§ **Items from a figure collection**
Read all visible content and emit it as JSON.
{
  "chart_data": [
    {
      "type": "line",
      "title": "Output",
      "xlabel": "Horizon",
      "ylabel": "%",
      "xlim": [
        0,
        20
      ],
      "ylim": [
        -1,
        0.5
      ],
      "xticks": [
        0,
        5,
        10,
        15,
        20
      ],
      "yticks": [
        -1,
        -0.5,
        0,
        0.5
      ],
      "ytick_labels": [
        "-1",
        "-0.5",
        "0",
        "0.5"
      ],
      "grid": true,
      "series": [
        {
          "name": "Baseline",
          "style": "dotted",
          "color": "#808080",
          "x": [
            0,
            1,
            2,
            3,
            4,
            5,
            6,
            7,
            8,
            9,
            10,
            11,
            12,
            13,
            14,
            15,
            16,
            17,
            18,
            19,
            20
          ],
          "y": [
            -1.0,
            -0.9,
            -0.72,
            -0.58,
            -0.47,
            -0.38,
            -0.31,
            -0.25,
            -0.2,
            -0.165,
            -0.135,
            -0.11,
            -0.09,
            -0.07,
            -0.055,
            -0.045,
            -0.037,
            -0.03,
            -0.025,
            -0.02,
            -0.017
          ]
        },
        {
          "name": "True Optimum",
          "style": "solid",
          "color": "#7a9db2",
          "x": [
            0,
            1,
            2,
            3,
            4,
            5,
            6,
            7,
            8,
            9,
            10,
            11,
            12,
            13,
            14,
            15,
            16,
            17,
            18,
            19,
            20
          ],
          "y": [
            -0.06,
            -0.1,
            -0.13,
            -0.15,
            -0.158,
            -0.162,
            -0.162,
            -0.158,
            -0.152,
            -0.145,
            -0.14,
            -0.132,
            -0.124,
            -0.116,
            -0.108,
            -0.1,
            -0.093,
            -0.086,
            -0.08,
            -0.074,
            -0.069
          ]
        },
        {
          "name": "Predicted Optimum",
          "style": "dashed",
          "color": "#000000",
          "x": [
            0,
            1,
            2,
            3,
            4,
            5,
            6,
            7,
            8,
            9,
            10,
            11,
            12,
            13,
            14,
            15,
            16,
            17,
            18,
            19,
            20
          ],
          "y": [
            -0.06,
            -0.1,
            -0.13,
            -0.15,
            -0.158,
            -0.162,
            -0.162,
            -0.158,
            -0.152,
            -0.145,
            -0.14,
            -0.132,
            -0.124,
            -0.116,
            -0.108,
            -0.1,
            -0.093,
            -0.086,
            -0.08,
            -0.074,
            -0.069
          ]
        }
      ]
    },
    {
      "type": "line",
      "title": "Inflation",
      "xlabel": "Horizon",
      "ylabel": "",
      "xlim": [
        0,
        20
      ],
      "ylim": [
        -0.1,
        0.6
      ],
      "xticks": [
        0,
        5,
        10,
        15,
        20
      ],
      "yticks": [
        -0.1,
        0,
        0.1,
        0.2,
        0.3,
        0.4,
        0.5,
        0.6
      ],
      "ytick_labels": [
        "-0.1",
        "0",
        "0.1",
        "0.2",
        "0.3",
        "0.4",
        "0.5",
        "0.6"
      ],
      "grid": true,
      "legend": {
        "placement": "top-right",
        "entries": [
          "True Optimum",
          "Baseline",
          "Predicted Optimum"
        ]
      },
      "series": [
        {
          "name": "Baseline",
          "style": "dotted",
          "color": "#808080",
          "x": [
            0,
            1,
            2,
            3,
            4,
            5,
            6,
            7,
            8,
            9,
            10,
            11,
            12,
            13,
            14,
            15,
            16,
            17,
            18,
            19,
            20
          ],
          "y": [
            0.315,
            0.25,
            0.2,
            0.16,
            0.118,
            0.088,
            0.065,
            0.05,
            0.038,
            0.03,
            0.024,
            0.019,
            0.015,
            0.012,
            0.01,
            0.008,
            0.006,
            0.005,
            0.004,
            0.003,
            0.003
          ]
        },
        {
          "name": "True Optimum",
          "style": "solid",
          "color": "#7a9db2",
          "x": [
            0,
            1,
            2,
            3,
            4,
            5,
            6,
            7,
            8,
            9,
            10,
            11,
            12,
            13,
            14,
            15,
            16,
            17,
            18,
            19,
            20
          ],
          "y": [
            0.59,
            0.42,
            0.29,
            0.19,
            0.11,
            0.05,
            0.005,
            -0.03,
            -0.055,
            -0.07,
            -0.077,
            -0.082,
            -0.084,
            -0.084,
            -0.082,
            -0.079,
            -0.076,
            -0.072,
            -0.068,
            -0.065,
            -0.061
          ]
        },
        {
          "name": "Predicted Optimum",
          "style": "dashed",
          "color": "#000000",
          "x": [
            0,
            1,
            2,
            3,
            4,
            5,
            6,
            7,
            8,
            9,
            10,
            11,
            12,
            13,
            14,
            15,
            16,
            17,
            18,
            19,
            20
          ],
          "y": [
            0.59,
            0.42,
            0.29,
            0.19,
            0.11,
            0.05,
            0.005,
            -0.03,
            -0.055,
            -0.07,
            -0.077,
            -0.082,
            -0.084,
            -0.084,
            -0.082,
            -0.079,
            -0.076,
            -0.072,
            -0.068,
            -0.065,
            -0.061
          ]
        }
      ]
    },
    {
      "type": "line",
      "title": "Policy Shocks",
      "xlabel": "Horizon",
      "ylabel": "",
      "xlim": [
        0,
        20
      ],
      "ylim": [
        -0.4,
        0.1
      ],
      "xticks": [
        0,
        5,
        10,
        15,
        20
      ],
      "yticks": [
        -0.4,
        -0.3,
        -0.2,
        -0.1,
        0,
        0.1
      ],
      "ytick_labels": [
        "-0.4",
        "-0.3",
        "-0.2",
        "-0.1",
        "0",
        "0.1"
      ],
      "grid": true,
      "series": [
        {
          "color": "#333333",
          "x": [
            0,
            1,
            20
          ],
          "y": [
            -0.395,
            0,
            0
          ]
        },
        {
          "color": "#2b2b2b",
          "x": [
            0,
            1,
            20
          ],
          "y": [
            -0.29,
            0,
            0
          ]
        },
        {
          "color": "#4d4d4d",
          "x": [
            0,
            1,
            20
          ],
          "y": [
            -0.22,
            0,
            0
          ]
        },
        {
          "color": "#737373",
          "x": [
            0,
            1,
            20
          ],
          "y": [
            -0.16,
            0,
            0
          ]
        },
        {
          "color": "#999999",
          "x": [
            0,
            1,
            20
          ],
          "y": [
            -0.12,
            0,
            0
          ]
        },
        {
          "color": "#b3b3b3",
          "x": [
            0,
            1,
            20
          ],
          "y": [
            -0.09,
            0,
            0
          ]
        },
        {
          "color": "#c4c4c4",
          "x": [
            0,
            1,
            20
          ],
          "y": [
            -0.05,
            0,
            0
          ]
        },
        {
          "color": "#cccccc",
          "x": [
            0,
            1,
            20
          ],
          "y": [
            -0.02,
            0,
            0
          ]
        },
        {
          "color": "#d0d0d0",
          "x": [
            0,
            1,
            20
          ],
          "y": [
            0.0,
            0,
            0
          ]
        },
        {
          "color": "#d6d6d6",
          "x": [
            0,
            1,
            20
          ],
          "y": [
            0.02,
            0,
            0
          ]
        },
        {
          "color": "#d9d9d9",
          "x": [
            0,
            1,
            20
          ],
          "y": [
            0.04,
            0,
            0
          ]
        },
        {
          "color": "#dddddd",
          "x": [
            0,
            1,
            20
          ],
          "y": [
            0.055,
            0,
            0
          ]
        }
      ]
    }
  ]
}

§ **WORK REQUIRED**
Extract the complete listing verbatim.

§ **WRITTEN RESPONSE**
Read all visible content and emit it as JSON.
{
  "chart_data": [
    {
      "type": "line",
      "title": "Output",
      "xlabel": "Horizon",
      "ylabel": "%",
      "xlim": [
        0,
        20
      ],
      "ylim": [
        -1,
        0.5
      ],
      "xticks": [
        0,
        5,
        10,
        15,
        20
      ],
      "yticks": [
        -1,
        -0.5,
        0,
        0.5
      ],
      "ytick_labels": [
        "-1",
        "-0.5",
        "0",
        "0.5"
      ],
      "grid": true,
      "series": [
        {
          "name": "Baseline",
          "style": "dotted",
          "color": "#808080",
          "x": [
            0,
            1,
            2,
            3,
            4,
            5,
            6,
            7,
            8,
            9,
            10,
            11,
            12,
            13,
            14,
            15,
            16,
            17,
            18,
            19,
            20
          ],
          "y": [
            -1.0,
            -0.9,
            -0.72,
            -0.58,
            -0.47,
            -0.38,
            -0.31,
            -0.25,
            -0.2,
            -0.165,
            -0.135,
            -0.11,
            -0.09,
            -0.07,
            -0.055,
            -0.045,
            -0.037,
            -0.03,
            -0.025,
            -0.02,
            -0.017
          ]
        },
        {
          "name": "True Optimum",
          "style": "solid",
          "color": "#7a9db2",
          "x": [
            0,
            1,
            2,
            3,
            4,
            5,
            6,
            7,
            8,
            9,
            10,
            11,
            12,
            13,
            14,
            15,
            16,
            17,
            18,
            19,
            20
          ],
          "y": [
            -0.06,
            -0.1,
            -0.13,
            -0.15,
            -0.158,
            -0.162,
            -0.162,
            -0.158,
            -0.152,
            -0.145,
            -0.14,
            -0.132,
            -0.124,
            -0.116,
            -0.108,
            -0.1,
            -0.093,
            -0.086,
            -0.08,
            -0.074,
            -0.069
          ]
        },
        {
          "name": "Predicted Optimum",
          "style": "dashed",
          "color": "#000000",
          "x": [
            0,
            1,
            2,
            3,
            4,
            5,
            6,
            7,
            8,
            9,
            10,
            11,
            12,
            13,
            14,
            15,
            16,
            17,
            18,
            19,
            20
          ],
          "y": [
            -0.06,
            -0.1,
            -0.13,
            -0.15,
            -0.158,
            -0.162,
            -0.162,
            -0.158,
            -0.152,
            -0.145,
            -0.14,
            -0.132,
            -0.124,
            -0.116,
            -0.108,
            -0.1,
            -0.093,
            -0.086,
            -0.08,
            -0.074,
            -0.069
          ]
        }
      ]
    },
    {
      "type": "line",
      "title": "Inflation",
      "xlabel": "Horizon",
      "ylabel": "",
      "xlim": [
        0,
        20
      ],
      "ylim": [
        -0.1,
        0.6
      ],
      "xticks": [
        0,
        5,
        10,
        15,
        20
      ],
      "yticks": [
        -0.1,
        0,
        0.1,
        0.2,
        0.3,
        0.4,
        0.5,
        0.6
      ],
      "ytick_labels": [
        "-0.1",
        "0",
        "0.1",
        "0.2",
        "0.3",
        "0.4",
        "0.5",
        "0.6"
      ],
      "grid": true,
      "legend": {
        "placement": "top-right",
        "entries": [
          "True Optimum",
          "Baseline",
          "Predicted Optimum"
        ]
      },
      "series": [
        {
          "name": "Baseline",
          "style": "dotted",
          "color": "#808080",
          "x": [
            0,
            1,
            2,
            3,
            4,
            5,
            6,
            7,
            8,
            9,
            10,
            11,
            12,
            13,
            14,
            15,
            16,
            17,
            18,
            19,
            20
          ],
          "y": [
            0.315,
            0.25,
            0.2,
            0.16,
            0.118,
            0.088,
            0.065,
            0.05,
            0.038,
            0.03,
            0.024,
            0.019,
            0.015,
            0.012,
            0.01,
            0.008,
            0.006,
            0.005,
            0.004,
            0.003,
            0.003
          ]
        },
        {
          "name": "True Optimum",
          "style": "solid",
          "color": "#7a9db2",
          "x": [
            0,
            1,
            2,
            3,
            4,
            5,
            6,
            7,
            8,
            9,
            10,
            11,
            12,
            13,
            14,
            15,
            16,
            17,
            18,
            19,
            20
          ],
          "y": [
            0.59,
            0.42,
            0.29,
            0.19,
            0.11,
            0.05,
            0.005,
            -0.03,
            -0.055,
            -0.07,
            -0.077,
            -0.082,
            -0.084,
            -0.084,
            -0.082,
            -0.079,
            -0.076,
            -0.072,
            -0.068,
            -0.065,
            -0.061
          ]
        },
        {
          "name": "Predicted Optimum",
          "style": "dashed",
          "color": "#000000",
          "x": [
            0,
            1,
            2,
            3,
            4,
            5,
            6,
            7,
            8,
            9,
            10,
            11,
            12,
            13,
            14,
            15,
            16,
            17,
            18,
            19,
            20
          ],
          "y": [
            0.59,
            0.42,
            0.29,
            0.19,
            0.11,
            0.05,
            0.005,
            -0.03,
            -0.055,
            -0.07,
            -0.077,
            -0.082,
            -0.084,
            -0.084,
            -0.082,
            -0.079,
            -0.076,
            -0.072,
            -0.068,
            -0.065,
            -0.061
          ]
        }
      ]
    },
    {
      "type": "line",
      "title": "Policy Shocks",
      "xlabel": "Horizon",
      "ylabel": "",
      "xlim": [
        0,
        20
      ],
      "ylim": [
        -0.4,
        0.1
      ],
      "xticks": [
        0,
        5,
        10,
        15,
        20
      ],
      "yticks": [
        -0.4,
        -0.3,
        -0.2,
        -0.1,
        0,
        0.1
      ],
      "ytick_labels": [
        "-0.4",
        "-0.3",
        "-0.2",
        "-0.1",
        "0",
        "0.1"
      ],
      "grid": true,
      "series": [
        {
          "color": "#333333",
          "x": [
            0,
            1,
            20
          ],
          "y": [
            -0.395,
            0,
            0
          ]
        },
        {
          "color": "#2b2b2b",
          "x": [
            0,
            1,
            20
          ],
          "y": [
            -0.29,
            0,
            0
          ]
        },
        {
          "color": "#4d4d4d",
          "x": [
            0,
            1,
            20
          ],
          "y": [
            -0.22,
            0,
            0
          ]
        },
        {
          "color": "#737373",
          "x": [
            0,
            1,
            20
          ],
          "y": [
            -0.16,
            0,
            0
          ]
        },
        {
          "color": "#999999",
          "x": [
            0,
            1,
            20
          ],
          "y": [
            -0.12,
            0,
            0
          ]
        },
        {
          "color": "#b3b3b3",
          "x": [
            0,
            1,
            20
          ],
          "y": [
            -0.09,
            0,
            0
          ]
        },
        {
          "color": "#c4c4c4",
          "x": [
            0,
            1,
            20
          ],
          "y": [
            -0.05,
            0,
            0
          ]
        },
        {
          "color": "#cccccc",
          "x": [
            0,
            1,
            20
          ],
          "y": [
            -0.02,
            0,
            0
          ]
        },
        {
          "color": "#d0d0d0",
          "x": [
            0,
            1,
            20
          ],
          "y": [
            0.0,
            0,
            0
          ]
        },
        {
          "color": "#d6d6d6",
          "x": [
            0,
            1,
            20
          ],
          "y": [
            0.02,
            0,
            0
          ]
        },
        {
          "color": "#d9d9d9",
          "x": [
            0,
            1,
            20
          ],
          "y": [
            0.04,
            0,
            0
          ]
        },
        {
          "color": "#dddddd",
          "x": [
            0,
            1,
            20
          ],
          "y": [
            0.055,
            0,
            0
          ]
        }
      ]
    }
  ]
}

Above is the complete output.